GIVEN PROBLEM:
Search the data for the word "金属电缆接头" and copy every line where it occurs.

DATASET:
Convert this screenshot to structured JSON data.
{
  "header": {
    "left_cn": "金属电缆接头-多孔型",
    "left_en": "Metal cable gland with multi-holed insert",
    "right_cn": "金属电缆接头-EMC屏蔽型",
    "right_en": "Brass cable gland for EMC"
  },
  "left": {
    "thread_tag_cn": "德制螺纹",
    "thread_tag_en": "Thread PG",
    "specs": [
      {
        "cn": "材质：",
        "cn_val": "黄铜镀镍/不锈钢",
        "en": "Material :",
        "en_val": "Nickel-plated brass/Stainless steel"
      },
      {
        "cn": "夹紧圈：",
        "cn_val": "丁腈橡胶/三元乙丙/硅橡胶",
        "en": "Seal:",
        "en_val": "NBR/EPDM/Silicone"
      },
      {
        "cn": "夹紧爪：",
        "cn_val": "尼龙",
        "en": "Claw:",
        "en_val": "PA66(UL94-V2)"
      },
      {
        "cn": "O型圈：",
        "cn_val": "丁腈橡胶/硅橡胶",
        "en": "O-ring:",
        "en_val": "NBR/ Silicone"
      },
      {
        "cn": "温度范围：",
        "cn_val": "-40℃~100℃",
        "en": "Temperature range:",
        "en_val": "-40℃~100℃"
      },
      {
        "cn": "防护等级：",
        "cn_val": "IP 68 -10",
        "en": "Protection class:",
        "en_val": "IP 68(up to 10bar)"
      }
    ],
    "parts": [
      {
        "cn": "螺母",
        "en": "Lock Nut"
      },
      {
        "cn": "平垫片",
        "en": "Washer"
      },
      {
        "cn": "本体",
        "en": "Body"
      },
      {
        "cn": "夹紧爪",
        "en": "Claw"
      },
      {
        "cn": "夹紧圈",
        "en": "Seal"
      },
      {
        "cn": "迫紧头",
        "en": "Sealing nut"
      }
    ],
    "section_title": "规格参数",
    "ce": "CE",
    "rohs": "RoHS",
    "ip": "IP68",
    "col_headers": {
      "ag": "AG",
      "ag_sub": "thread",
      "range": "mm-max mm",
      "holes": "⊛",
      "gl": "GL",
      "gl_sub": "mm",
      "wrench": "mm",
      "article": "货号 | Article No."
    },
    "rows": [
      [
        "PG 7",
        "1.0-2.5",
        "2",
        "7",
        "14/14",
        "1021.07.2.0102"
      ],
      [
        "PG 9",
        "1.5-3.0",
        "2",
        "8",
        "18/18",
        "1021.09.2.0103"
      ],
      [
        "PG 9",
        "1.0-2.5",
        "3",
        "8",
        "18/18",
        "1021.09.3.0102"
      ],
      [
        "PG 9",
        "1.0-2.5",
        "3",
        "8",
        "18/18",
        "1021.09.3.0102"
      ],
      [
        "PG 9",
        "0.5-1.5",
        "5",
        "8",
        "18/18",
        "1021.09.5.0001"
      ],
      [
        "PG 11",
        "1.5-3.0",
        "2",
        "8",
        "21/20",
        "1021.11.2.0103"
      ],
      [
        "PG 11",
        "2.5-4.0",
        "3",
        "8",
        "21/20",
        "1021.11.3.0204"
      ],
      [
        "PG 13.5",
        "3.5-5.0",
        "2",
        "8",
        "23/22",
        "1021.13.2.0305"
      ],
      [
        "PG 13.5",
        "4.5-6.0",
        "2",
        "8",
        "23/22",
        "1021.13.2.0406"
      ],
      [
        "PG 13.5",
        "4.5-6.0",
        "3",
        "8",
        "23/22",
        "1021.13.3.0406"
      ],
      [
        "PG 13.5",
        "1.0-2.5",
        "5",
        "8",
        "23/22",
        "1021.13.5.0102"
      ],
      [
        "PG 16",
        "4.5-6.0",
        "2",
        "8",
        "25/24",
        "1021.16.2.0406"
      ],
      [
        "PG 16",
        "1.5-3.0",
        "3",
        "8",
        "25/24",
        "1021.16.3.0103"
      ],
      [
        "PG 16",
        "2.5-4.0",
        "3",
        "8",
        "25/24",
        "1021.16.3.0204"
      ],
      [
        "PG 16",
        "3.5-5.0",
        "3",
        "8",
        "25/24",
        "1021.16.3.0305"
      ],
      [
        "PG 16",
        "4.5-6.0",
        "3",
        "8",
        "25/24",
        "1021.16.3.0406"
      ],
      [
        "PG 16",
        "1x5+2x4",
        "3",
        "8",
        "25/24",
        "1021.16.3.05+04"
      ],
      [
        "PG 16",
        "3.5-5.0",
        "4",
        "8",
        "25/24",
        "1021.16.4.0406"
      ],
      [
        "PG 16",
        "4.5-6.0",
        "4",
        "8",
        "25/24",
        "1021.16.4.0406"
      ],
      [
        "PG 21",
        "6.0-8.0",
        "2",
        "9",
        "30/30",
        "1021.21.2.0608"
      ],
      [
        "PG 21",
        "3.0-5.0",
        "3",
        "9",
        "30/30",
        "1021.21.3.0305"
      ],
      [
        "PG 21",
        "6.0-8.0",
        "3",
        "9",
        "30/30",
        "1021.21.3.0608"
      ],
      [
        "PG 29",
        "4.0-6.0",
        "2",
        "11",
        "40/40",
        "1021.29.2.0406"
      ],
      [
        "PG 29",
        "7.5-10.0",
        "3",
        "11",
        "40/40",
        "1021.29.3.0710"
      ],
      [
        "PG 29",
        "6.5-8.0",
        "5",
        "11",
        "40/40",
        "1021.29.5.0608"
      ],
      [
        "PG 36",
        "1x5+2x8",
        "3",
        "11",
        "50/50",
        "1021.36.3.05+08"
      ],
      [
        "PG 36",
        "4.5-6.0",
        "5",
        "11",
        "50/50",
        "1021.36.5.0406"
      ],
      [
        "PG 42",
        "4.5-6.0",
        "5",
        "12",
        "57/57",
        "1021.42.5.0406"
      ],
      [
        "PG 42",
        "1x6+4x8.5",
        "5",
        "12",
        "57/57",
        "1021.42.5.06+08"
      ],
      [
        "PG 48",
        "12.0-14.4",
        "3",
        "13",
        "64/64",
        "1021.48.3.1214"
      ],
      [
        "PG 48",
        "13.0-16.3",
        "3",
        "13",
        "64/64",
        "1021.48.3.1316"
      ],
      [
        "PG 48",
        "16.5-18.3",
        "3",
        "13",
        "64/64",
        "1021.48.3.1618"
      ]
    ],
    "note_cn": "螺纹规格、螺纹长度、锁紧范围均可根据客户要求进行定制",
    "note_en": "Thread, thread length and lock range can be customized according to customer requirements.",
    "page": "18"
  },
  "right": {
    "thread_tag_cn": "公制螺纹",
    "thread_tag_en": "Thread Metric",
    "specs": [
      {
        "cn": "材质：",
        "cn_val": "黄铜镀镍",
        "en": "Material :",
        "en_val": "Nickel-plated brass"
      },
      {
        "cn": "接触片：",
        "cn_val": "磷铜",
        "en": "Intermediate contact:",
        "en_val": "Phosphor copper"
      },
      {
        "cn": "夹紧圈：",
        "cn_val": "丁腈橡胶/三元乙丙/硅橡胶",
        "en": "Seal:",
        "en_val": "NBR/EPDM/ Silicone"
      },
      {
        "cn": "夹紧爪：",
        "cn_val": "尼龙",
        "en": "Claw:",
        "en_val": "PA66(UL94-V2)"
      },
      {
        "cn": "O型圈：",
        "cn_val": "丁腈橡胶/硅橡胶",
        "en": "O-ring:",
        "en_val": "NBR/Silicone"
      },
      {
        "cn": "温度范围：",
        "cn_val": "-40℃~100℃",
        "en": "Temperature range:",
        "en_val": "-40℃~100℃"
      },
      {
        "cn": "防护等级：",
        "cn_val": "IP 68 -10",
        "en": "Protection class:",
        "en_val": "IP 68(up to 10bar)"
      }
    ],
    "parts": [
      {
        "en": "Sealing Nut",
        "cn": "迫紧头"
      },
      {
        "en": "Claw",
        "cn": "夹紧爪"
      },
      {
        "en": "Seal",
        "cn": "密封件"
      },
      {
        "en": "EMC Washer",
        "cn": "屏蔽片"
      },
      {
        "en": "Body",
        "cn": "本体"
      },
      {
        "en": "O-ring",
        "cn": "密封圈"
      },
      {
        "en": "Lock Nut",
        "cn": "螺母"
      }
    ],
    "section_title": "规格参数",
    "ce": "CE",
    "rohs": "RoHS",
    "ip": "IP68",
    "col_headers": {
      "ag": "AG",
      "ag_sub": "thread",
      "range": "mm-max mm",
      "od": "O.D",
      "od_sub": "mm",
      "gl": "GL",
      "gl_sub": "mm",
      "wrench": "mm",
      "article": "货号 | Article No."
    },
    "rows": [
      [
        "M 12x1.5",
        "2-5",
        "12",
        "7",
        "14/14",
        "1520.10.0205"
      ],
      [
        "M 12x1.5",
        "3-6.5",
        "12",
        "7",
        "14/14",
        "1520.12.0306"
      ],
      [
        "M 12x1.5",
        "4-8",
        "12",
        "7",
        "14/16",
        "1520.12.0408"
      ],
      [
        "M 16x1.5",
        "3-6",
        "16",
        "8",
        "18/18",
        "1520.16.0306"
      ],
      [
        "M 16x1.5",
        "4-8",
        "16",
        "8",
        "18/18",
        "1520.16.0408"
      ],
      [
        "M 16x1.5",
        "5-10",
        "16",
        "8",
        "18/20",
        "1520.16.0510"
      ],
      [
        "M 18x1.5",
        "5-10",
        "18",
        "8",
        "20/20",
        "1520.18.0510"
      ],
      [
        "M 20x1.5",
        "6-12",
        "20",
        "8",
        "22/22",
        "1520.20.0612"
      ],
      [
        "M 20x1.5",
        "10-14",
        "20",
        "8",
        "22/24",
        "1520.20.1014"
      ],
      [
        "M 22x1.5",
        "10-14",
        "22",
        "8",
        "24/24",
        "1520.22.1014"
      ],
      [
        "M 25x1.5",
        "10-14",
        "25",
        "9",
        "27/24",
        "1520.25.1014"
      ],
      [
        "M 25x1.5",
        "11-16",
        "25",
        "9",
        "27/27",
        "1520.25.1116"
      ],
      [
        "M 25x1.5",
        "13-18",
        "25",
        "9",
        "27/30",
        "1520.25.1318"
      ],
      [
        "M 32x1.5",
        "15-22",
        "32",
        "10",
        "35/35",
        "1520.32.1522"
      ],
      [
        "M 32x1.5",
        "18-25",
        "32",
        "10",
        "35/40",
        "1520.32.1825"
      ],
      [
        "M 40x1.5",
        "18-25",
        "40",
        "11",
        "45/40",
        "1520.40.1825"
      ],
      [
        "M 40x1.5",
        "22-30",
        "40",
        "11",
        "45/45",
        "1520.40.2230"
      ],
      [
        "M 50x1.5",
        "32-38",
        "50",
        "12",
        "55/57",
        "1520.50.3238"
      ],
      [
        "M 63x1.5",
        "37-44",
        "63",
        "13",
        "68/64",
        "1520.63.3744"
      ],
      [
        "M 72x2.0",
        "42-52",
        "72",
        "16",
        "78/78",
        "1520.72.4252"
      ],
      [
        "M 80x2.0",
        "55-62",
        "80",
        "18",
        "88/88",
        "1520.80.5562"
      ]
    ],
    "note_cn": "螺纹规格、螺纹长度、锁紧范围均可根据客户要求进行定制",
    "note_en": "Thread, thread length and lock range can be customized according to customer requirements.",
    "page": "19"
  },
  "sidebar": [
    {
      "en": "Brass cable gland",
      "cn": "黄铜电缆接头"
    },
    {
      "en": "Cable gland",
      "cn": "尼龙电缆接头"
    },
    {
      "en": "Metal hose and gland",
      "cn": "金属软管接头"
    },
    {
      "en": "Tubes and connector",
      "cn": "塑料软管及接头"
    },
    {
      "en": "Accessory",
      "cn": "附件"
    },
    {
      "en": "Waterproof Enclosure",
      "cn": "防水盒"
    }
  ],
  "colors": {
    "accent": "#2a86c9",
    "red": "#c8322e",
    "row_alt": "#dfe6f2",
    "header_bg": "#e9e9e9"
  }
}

RESULT OF THIS EXERCISE:
    "left_cn": "金属电缆接头-多孔型",
    "right_cn": "金属电缆接头-EMC屏蔽型",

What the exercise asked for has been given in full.